WHAT NEEDS TO BE DONE :: From the records below, copy every line that contains the word "Eligible".

RECORDS TO USE ::
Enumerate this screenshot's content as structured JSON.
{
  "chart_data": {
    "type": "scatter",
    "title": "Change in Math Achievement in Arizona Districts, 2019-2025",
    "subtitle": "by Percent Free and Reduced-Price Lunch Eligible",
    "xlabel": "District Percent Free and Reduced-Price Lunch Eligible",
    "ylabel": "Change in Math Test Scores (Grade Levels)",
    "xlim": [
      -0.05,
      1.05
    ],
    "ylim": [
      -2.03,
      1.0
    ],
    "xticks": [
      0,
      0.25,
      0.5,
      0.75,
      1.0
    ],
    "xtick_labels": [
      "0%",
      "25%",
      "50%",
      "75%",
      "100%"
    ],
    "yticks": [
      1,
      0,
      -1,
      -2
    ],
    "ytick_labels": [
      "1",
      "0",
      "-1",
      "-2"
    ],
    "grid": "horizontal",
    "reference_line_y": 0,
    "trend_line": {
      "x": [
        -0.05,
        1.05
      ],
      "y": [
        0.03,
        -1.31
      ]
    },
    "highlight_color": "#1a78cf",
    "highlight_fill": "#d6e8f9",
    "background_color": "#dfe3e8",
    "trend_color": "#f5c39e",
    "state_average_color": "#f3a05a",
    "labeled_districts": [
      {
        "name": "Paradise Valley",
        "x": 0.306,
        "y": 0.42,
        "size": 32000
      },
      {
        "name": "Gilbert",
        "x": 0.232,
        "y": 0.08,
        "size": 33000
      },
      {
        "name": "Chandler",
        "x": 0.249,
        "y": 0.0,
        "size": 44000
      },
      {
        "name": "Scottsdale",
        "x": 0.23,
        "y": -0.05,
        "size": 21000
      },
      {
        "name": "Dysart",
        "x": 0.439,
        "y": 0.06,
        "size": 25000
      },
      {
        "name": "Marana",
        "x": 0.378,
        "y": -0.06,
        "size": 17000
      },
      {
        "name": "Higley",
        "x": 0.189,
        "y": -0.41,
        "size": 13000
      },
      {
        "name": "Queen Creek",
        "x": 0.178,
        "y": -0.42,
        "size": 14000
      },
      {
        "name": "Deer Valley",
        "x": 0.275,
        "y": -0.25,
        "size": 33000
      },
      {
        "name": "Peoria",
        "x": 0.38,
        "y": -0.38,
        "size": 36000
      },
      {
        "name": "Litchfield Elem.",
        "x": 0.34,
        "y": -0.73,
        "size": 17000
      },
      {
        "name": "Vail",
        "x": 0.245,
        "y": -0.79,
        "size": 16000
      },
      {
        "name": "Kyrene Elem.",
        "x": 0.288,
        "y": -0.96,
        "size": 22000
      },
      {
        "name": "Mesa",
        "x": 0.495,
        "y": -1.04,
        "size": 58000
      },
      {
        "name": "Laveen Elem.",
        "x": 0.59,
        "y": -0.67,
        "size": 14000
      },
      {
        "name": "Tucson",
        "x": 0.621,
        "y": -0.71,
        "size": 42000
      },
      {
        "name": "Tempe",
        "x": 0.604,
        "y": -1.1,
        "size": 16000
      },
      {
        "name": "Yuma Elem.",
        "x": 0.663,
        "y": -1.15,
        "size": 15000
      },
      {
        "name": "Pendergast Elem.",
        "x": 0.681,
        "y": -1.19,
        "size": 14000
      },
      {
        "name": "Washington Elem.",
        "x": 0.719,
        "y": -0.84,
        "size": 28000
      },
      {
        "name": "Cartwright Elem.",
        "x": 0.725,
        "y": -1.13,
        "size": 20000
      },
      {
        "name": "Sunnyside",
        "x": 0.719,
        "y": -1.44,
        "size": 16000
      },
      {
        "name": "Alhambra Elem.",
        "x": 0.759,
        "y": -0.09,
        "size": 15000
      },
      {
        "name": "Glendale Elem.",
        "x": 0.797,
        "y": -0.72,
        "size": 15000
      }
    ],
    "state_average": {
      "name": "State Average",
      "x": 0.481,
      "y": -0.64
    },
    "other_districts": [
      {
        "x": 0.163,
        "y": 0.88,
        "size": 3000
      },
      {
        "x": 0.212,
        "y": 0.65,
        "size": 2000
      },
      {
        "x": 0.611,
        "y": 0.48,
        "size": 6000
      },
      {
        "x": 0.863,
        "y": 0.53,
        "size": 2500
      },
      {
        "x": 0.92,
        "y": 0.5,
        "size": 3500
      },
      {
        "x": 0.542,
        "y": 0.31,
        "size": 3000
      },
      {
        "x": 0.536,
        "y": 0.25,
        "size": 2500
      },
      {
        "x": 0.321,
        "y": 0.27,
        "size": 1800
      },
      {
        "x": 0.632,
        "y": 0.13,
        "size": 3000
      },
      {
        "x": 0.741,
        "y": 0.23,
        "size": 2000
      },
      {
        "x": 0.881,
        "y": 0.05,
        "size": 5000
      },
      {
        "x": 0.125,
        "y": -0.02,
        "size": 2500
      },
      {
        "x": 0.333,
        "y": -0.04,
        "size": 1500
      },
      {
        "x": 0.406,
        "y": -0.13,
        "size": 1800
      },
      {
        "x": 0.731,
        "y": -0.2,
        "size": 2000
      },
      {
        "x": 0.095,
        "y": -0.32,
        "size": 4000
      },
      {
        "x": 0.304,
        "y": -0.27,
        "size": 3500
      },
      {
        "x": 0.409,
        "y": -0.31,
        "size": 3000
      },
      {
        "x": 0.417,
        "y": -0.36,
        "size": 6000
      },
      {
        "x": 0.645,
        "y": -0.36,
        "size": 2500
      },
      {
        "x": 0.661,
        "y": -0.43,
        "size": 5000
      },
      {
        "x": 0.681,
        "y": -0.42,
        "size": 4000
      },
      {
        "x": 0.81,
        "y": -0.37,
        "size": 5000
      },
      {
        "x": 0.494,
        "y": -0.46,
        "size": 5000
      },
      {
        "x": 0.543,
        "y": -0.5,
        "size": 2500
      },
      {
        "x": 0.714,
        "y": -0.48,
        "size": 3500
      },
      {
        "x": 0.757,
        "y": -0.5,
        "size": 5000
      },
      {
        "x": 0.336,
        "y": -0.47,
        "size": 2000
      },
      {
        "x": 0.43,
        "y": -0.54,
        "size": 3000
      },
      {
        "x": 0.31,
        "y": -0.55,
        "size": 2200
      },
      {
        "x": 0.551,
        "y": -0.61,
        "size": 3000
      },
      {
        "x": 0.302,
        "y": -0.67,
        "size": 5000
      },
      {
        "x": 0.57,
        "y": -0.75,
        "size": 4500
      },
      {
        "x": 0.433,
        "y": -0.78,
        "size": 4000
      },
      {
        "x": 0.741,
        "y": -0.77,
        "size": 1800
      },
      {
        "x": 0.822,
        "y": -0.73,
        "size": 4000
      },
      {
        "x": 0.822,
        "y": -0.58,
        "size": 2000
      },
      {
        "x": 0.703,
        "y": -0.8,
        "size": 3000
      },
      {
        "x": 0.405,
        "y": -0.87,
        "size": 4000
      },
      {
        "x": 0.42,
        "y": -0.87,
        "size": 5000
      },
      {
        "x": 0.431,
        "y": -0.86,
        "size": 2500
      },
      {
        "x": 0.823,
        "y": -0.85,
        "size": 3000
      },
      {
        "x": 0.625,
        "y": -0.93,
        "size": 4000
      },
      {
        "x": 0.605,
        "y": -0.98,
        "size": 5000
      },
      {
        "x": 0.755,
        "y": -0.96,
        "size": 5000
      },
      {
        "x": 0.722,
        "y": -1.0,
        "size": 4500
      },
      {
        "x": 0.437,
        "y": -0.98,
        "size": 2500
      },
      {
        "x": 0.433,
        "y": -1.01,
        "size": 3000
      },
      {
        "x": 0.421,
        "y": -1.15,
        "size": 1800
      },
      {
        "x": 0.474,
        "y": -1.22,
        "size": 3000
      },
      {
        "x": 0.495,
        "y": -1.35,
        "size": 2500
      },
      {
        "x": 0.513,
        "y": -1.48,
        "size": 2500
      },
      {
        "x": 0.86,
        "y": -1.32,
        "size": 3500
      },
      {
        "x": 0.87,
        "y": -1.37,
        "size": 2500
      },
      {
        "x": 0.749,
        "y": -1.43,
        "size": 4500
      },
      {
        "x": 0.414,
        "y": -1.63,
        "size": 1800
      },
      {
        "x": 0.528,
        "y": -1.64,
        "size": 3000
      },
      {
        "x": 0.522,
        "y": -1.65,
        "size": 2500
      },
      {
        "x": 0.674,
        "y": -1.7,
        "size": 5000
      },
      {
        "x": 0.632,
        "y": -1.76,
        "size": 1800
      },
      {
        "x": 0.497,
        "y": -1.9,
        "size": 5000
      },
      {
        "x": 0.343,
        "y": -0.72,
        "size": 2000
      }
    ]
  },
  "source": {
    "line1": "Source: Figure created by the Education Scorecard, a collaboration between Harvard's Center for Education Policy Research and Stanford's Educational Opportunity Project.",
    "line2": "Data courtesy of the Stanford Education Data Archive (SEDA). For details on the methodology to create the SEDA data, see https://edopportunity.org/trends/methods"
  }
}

SOLUTION FOR THIS EXERCISE ::
    "subtitle": "by Percent Free and Reduced-Price Lunch Eligible",
    "xlabel": "District Percent Free and Reduced-Price Lunch Eligible",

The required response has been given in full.